**PROBLEM TO SOLVE**
How would the forum thread below about checking for an array overflow in C continue after its last line?

**EXCERPTED TEXT**

Checking for an array overflow

André Hänsel · Jul 11, 2010

Hello list,

while programming for an embedded platform in C, I have an array and a
pointer to a single element of the array:

uint8_t buffer[100], *bp = buffer;

*bp = U0RXBUF; // Read a character
bp++; // Move pointer forward
if (bp - buffer == sizeof(buffer)/sizeof(uint8_t)) // Buffer overflow?
bp = buffer; // Reset pointer to beginning

When I look at the disassembly there is no code generated for "bp =
buffer;".

Is the compiler allowed to assume that bp - buffer will never be 100
because the last element of buffer is 99 and optimize it away? Or did
I make some other mistake?

Regards,
André

Ian Collins · Jul 12, 2010

Hello list,

while programming for an embedded platform in C, I have an array and a
pointer to a single element of the array:

uint8_t buffer[100], *bp = buffer;

*bp = U0RXBUF; // Read a character
bp++; // Move pointer forward
if (bp - buffer == sizeof(buffer)/sizeof(uint8_t)) // Buffer overflow?

**RAW DATA**

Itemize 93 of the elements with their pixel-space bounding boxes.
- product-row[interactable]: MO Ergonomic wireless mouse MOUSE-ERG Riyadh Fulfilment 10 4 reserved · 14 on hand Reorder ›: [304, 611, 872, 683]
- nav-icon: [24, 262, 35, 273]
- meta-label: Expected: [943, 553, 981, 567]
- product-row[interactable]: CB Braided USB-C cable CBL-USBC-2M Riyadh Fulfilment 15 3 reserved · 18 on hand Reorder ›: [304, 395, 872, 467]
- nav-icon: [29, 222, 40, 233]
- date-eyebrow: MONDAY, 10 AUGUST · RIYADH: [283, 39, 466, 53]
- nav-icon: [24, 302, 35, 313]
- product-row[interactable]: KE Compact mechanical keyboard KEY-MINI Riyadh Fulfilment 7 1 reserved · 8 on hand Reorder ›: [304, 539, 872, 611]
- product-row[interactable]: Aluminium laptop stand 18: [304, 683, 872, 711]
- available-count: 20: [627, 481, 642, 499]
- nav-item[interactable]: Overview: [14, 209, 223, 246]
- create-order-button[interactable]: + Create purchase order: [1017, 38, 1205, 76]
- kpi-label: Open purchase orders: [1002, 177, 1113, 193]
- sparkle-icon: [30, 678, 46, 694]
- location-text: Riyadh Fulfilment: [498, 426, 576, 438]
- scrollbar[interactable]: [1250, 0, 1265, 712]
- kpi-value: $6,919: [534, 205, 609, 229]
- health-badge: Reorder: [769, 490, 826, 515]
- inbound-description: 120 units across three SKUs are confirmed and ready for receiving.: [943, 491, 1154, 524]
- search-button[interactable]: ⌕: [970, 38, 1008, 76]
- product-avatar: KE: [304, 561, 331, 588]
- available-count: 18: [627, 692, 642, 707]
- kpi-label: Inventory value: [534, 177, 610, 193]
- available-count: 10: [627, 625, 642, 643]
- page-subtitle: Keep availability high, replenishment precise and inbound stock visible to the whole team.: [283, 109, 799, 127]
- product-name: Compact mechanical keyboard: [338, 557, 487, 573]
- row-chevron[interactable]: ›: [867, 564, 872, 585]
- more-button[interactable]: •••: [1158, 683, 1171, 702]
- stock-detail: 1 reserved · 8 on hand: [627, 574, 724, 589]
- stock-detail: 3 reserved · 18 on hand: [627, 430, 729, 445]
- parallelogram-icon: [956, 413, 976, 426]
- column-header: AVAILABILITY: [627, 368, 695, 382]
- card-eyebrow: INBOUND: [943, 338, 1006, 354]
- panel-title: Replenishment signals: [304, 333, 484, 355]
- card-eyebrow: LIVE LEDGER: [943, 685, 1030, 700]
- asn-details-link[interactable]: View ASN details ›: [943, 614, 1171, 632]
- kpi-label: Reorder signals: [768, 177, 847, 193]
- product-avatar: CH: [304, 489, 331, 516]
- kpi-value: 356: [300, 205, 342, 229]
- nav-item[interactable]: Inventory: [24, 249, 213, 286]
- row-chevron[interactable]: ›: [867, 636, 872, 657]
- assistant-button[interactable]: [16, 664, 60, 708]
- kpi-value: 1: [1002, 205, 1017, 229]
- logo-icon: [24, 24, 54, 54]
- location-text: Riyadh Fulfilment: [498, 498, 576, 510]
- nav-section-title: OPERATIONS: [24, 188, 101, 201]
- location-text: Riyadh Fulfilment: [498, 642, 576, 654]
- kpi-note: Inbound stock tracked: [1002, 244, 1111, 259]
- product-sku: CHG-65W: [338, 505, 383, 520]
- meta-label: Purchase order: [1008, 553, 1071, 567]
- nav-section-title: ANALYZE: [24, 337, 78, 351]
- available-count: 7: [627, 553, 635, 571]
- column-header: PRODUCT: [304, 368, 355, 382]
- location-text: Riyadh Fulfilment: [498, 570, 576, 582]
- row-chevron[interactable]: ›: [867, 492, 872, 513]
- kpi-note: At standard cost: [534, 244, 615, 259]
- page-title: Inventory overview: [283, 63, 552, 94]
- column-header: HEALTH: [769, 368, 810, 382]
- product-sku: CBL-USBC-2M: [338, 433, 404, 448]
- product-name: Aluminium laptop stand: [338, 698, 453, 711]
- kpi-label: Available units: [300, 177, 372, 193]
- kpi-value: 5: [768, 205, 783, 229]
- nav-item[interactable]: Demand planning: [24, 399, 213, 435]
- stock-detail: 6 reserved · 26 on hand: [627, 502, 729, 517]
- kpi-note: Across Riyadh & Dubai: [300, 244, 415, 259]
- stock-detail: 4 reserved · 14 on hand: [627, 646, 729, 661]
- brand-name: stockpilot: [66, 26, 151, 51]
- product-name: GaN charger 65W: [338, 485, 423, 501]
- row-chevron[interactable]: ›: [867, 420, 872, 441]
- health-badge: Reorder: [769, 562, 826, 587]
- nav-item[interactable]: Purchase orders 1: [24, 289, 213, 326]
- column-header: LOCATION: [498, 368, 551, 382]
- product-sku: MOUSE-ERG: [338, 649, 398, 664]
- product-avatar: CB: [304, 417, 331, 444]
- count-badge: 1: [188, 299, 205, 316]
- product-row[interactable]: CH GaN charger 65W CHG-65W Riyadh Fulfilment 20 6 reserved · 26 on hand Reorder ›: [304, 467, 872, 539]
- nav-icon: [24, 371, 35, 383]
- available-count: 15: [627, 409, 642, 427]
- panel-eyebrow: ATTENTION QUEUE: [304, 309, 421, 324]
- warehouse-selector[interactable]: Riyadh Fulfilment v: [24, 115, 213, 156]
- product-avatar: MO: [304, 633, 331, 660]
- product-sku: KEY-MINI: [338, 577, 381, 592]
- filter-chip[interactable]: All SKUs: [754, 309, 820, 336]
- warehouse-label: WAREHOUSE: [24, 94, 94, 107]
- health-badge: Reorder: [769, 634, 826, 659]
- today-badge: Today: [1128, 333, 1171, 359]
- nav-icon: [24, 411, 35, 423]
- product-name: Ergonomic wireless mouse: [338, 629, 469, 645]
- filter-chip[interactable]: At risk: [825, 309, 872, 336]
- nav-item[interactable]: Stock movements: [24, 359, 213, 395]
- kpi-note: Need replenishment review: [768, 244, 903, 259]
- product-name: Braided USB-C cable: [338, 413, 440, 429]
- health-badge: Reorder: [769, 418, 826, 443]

**TASK RESULT**
bp = buffer; // Reset pointer to beginning

When I look at the disassembly there is no code generated for "bp =
buffer;".

Is the compiler allowed to assume that bp - buffer will never be 100
because the last element of buffer is 99 and optimize it away?

It can't because bp - buffer can be 100. There isn't any array bounds
checking in C.

Or did I make some other mistake?

Is that the exact code?

Thad Smith · Jul 12, 2010

Ian said:
On 07/12/10 10:40 AM, André Hänsel wrote:

while programming for an embedded platform in C, I have an array and a
pointer to a single element of the array:

uint8_t buffer[100], *bp = buffer;

*bp = U0RXBUF; // Read a character
bp++; // Move pointer forward
if (bp - buffer == sizeof(buffer)/sizeof(uint8_t)) // Buffer overflow?
bp = buffer; // Reset pointer to beginning

When I look at the disassembly there is no code generated for "bp =
buffer;".

Is the compiler allowed to assume that bp - buffer will never be 100
because the last element of buffer is 99 and optimize it away?

Click to expand...

It can't because bp - buffer can be 100.

More precisely, behavior for bp = buffer+100 is defined and (bp - buffer) is
well defined for that value.

Is that the exact code?

If it is, bp == buffer+1 when tested, so the compiler can safely omit the
assignment (I assume that the real code has a loop somewhere).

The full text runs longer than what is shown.